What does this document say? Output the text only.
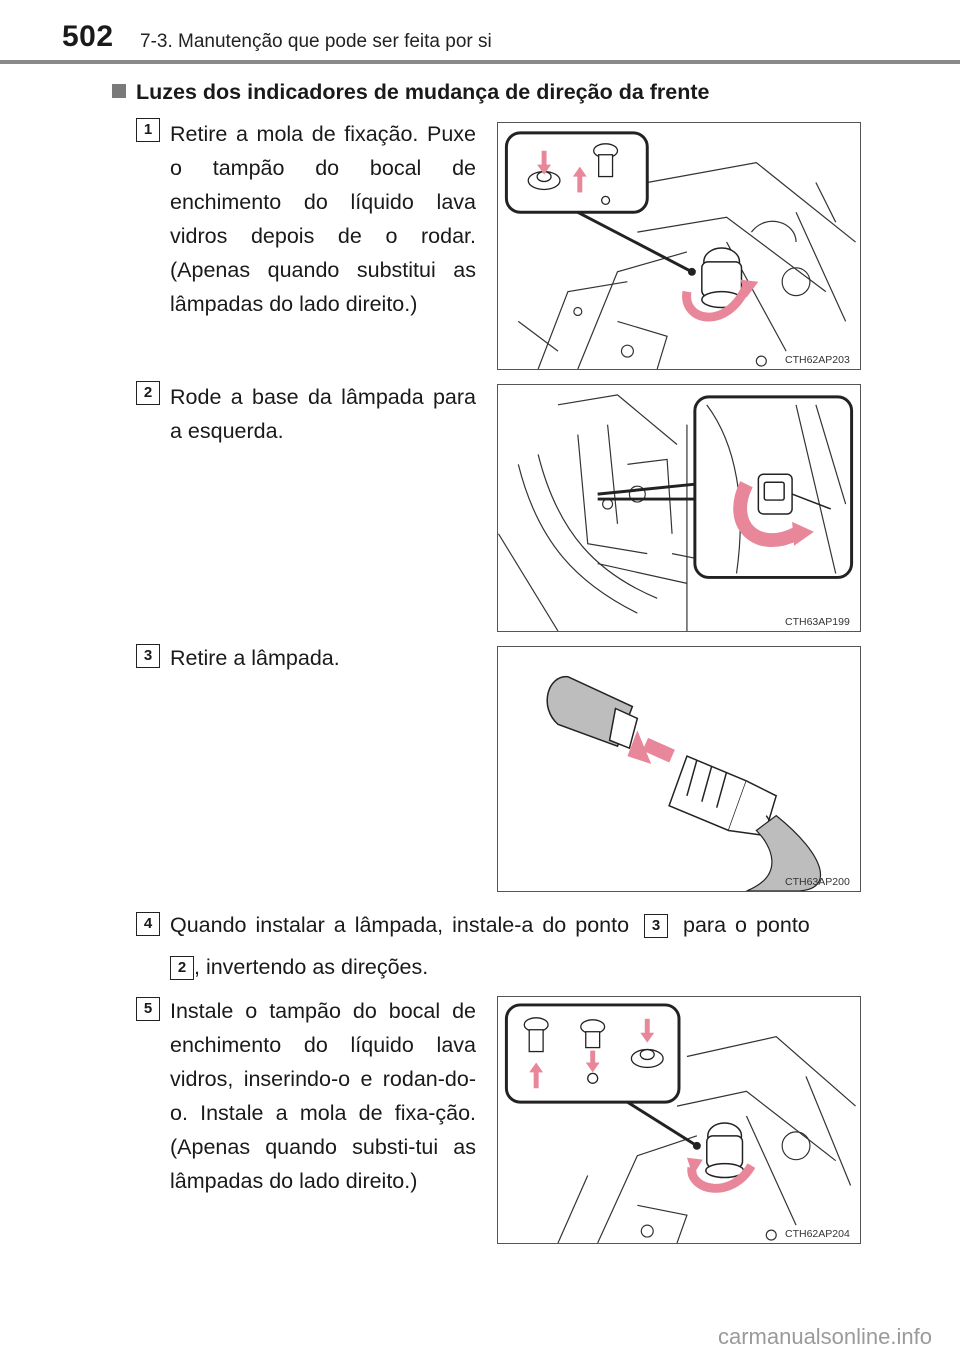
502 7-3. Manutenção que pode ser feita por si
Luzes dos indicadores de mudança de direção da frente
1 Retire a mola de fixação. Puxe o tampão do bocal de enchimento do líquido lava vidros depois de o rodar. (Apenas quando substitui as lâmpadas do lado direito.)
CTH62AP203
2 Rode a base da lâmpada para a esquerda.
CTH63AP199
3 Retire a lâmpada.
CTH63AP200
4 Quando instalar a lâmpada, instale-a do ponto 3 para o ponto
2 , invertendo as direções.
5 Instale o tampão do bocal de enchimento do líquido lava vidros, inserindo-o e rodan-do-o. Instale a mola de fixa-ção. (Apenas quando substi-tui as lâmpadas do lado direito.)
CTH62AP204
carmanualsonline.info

****

Description of the task >>
Repeat the records in full, exactly as they appear, without the pictures.

Answer for this exercise >>
What does this document say? Output the text only.
502 7-3. Manutenção que pode ser feita por si
Luzes dos indicadores de mudança de direção da frente
1 Retire a mola de fixação. Puxe o tampão do bocal de enchimento do líquido lava vidros depois de o rodar. (Apenas quando substitui as lâmpadas do lado direito.)
CTH62AP203
2 Rode a base da lâmpada para a esquerda.
CTH63AP199
3 Retire a lâmpada.
CTH63AP200
4 Quando instalar a lâmpada, instale-a do ponto 3 para o ponto
2 , invertendo as direções.
5 Instale o tampão do bocal de enchimento do líquido lava vidros, inserindo-o e rodan-do-o. Instale a mola de fixa-ção. (Apenas quando substi-tui as lâmpadas do lado direito.)
CTH62AP204
carmanualsonline.info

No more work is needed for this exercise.